Collected data
============

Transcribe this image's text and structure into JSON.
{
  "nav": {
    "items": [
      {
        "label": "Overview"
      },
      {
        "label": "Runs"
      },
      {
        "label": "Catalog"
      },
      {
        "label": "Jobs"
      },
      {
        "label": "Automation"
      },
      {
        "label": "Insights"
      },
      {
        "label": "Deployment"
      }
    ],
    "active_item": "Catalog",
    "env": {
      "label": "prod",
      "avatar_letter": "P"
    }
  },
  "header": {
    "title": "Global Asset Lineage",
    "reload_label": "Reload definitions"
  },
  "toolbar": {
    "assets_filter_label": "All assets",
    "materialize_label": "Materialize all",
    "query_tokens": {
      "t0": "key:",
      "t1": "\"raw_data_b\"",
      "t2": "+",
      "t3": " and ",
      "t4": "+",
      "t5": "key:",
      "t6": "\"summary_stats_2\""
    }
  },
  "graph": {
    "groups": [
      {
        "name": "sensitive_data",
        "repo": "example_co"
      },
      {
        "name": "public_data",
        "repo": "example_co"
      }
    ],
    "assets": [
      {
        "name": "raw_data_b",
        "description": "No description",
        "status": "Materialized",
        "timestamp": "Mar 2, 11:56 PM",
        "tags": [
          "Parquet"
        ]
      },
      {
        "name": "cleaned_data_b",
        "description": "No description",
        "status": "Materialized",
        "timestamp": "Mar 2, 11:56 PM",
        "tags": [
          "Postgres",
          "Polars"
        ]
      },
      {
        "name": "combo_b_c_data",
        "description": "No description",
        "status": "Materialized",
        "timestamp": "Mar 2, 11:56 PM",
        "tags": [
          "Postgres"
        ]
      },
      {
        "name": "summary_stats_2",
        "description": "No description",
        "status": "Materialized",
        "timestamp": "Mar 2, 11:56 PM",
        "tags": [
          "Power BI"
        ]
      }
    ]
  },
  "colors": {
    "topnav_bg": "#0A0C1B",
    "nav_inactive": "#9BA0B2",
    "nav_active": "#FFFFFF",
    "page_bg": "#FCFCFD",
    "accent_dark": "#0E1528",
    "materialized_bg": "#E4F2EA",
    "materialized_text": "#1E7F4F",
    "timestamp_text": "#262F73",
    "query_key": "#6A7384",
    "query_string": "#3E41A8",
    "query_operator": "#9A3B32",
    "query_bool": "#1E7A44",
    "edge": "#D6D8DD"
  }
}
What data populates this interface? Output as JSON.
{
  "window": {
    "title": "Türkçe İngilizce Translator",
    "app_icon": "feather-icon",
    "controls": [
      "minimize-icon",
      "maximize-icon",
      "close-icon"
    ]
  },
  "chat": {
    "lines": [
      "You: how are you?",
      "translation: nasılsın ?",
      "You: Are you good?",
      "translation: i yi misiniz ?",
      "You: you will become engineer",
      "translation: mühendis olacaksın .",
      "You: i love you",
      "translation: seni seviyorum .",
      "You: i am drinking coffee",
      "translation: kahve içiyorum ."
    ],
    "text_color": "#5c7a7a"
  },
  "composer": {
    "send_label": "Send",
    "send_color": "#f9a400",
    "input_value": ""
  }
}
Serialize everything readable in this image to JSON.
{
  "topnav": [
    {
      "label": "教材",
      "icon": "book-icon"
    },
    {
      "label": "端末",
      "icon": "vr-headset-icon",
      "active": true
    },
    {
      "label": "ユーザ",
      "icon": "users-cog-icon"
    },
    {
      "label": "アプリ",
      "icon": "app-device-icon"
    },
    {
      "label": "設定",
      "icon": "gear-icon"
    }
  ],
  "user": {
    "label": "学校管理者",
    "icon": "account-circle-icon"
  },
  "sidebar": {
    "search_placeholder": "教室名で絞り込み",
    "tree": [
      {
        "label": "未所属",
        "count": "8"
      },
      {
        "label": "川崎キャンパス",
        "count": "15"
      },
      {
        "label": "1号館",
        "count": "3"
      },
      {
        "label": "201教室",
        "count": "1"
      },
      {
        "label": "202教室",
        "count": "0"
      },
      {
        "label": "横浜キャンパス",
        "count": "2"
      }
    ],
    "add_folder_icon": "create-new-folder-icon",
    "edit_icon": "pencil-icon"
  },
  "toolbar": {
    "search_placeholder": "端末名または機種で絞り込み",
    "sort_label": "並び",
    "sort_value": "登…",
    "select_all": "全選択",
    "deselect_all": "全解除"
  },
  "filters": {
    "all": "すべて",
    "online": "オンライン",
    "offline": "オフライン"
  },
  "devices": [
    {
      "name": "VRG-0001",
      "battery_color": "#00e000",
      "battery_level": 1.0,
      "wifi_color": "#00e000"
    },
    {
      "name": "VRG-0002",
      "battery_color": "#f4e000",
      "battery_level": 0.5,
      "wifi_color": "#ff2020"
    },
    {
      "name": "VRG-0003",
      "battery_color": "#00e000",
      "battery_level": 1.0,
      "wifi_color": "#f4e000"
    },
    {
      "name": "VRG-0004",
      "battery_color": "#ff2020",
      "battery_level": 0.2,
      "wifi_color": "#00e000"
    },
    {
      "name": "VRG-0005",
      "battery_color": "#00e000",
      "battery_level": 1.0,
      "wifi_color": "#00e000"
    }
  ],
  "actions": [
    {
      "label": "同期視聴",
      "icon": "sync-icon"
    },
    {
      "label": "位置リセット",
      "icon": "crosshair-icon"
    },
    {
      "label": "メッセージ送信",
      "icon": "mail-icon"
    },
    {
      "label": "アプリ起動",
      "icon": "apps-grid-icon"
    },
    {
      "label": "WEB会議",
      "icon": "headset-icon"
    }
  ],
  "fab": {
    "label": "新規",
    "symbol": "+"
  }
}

============

■ **Direction**: Check each line of the data above for the string "name", then report how many lines have it, with no other words.

■ **Solution for this exercise**: 11